* Exercise goal
Copy out the items below, swapping each "folder-icon" for "directory-icon" and keeping everything else unchanged.

* Material supplied
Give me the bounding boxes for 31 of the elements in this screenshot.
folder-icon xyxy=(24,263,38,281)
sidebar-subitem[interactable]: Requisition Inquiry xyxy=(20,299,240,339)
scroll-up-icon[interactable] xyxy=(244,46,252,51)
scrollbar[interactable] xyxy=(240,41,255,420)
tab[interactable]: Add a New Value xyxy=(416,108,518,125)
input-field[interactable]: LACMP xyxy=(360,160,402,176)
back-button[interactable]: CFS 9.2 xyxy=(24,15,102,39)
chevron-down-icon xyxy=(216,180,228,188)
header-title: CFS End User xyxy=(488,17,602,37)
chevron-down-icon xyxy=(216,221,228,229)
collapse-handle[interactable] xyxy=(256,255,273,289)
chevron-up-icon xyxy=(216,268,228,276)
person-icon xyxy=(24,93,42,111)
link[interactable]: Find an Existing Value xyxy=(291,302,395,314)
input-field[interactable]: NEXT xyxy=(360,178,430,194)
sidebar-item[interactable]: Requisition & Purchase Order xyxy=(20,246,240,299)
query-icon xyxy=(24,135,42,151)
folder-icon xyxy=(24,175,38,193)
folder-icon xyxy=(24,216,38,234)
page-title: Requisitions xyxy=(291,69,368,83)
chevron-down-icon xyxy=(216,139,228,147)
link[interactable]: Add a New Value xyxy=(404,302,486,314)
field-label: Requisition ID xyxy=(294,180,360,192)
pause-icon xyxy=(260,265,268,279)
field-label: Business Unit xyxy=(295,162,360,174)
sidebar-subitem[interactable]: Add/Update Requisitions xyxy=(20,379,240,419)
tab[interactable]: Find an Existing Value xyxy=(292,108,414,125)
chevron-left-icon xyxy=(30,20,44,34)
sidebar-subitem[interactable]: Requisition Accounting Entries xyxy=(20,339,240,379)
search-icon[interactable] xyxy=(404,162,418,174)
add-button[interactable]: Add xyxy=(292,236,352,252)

* Complete response
Give me the bounding boxes for 31 of the elements in this screenshot.
directory-icon xyxy=(24,263,38,281)
sidebar-subitem[interactable]: Requisition Inquiry xyxy=(20,299,240,339)
scroll-up-icon[interactable] xyxy=(244,46,252,51)
scrollbar[interactable] xyxy=(240,41,255,420)
tab[interactable]: Add a New Value xyxy=(416,108,518,125)
input-field[interactable]: LACMP xyxy=(360,160,402,176)
back-button[interactable]: CFS 9.2 xyxy=(24,15,102,39)
chevron-down-icon xyxy=(216,180,228,188)
header-title: CFS End User xyxy=(488,17,602,37)
chevron-down-icon xyxy=(216,221,228,229)
collapse-handle[interactable] xyxy=(256,255,273,289)
chevron-up-icon xyxy=(216,268,228,276)
person-icon xyxy=(24,93,42,111)
link[interactable]: Find an Existing Value xyxy=(291,302,395,314)
input-field[interactable]: NEXT xyxy=(360,178,430,194)
sidebar-item[interactable]: Requisition & Purchase Order xyxy=(20,246,240,299)
query-icon xyxy=(24,135,42,151)
directory-icon xyxy=(24,175,38,193)
directory-icon xyxy=(24,216,38,234)
page-title: Requisitions xyxy=(291,69,368,83)
chevron-down-icon xyxy=(216,139,228,147)
link[interactable]: Add a New Value xyxy=(404,302,486,314)
field-label: Requisition ID xyxy=(294,180,360,192)
pause-icon xyxy=(260,265,268,279)
field-label: Business Unit xyxy=(295,162,360,174)
sidebar-subitem[interactable]: Add/Update Requisitions xyxy=(20,379,240,419)
tab[interactable]: Find an Existing Value xyxy=(292,108,414,125)
chevron-left-icon xyxy=(30,20,44,34)
sidebar-subitem[interactable]: Requisition Accounting Entries xyxy=(20,339,240,379)
search-icon[interactable] xyxy=(404,162,418,174)
add-button[interactable]: Add xyxy=(292,236,352,252)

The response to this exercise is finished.